* [What to produce]
Please print all of the material below, word for word.

(Records)
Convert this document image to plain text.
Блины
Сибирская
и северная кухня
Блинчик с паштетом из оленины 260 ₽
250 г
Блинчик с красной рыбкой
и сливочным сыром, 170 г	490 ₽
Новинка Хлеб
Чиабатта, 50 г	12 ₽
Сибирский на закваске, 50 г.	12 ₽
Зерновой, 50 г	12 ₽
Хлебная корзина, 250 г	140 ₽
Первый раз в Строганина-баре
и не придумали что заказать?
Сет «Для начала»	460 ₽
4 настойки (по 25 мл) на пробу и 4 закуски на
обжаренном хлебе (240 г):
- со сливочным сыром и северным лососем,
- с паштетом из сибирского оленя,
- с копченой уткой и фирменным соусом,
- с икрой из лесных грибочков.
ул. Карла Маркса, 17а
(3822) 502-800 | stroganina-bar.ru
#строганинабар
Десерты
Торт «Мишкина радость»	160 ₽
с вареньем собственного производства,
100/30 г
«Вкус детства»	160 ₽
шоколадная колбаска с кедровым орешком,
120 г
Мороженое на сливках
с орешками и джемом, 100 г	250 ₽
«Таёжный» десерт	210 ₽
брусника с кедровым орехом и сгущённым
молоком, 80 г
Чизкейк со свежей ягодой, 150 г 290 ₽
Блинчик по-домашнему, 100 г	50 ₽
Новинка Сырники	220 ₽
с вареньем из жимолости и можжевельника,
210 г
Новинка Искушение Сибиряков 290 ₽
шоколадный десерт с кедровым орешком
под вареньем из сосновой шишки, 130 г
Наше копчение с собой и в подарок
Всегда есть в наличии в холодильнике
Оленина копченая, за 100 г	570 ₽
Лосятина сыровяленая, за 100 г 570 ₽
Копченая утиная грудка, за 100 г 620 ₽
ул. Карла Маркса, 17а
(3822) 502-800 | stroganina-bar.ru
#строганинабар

* [Result for this task]
Convert this document image to plain text.
Блины
Сибирская
и северная кухня
Блинчик с паштетом из оленины 260 ₽
250 г
Блинчик с красной рыбкой
и сливочным сыром, 170 г	490 ₽
Новинка Хлеб
Чиабатта, 50 г	12 ₽
Сибирский на закваске, 50 г.	12 ₽
Зерновой, 50 г	12 ₽
Хлебная корзина, 250 г	140 ₽
Первый раз в Строганина-баре
и не придумали что заказать?
Сет «Для начала»	460 ₽
4 настойки (по 25 мл) на пробу и 4 закуски на
обжаренном хлебе (240 г):
- со сливочным сыром и северным лососем,
- с паштетом из сибирского оленя,
- с копченой уткой и фирменным соусом,
- с икрой из лесных грибочков.
ул. Карла Маркса, 17а
(3822) 502-800 | stroganina-bar.ru
#строганинабар
Десерты
Торт «Мишкина радость»	160 ₽
с вареньем собственного производства,
100/30 г
«Вкус детства»	160 ₽
шоколадная колбаска с кедровым орешком,
120 г
Мороженое на сливках
с орешками и джемом, 100 г	250 ₽
«Таёжный» десерт	210 ₽
брусника с кедровым орехом и сгущённым
молоком, 80 г
Чизкейк со свежей ягодой, 150 г 290 ₽
Блинчик по-домашнему, 100 г	50 ₽
Новинка Сырники	220 ₽
с вареньем из жимолости и можжевельника,
210 г
Новинка Искушение Сибиряков 290 ₽
шоколадный десерт с кедровым орешком
под вареньем из сосновой шишки, 130 г
Наше копчение с собой и в подарок
Всегда есть в наличии в холодильнике
Оленина копченая, за 100 г	570 ₽
Лосятина сыровяленая, за 100 г 570 ₽
Копченая утиная грудка, за 100 г 620 ₽
ул. Карла Маркса, 17а
(3822) 502-800 | stroganina-bar.ru
#строганинабар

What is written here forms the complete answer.